▶ _GIVEN RECORDS_
####

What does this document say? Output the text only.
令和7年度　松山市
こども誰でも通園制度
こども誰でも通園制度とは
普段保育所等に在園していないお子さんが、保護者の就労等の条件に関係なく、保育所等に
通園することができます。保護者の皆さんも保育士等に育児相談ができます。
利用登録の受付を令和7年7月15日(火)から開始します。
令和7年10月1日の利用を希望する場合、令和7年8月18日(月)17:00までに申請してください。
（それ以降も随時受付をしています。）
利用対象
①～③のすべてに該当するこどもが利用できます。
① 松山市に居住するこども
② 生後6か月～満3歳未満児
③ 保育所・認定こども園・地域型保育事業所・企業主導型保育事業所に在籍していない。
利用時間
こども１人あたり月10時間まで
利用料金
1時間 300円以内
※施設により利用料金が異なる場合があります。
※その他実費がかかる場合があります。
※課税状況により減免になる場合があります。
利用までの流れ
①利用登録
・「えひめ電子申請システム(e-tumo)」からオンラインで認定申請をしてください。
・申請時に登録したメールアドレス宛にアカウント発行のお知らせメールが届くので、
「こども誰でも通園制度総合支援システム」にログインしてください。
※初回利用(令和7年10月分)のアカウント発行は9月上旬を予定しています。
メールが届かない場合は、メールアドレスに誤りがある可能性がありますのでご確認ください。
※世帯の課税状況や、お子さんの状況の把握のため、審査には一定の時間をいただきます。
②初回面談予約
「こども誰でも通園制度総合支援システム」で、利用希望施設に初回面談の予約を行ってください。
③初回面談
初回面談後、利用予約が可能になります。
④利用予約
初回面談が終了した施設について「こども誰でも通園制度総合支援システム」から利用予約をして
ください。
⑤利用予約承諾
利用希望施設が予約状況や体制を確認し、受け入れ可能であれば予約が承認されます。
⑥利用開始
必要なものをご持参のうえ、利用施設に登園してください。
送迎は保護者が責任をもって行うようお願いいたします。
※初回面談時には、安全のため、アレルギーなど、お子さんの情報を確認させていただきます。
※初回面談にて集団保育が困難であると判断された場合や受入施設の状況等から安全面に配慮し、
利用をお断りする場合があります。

####

▶ _WHAT IS NEEDED_
Provide the count, and nothing else, of lines in the data above where the word "こども誰でも通園制度総合支援システム" occurs.

▶ _RIGHT ANSWER_
3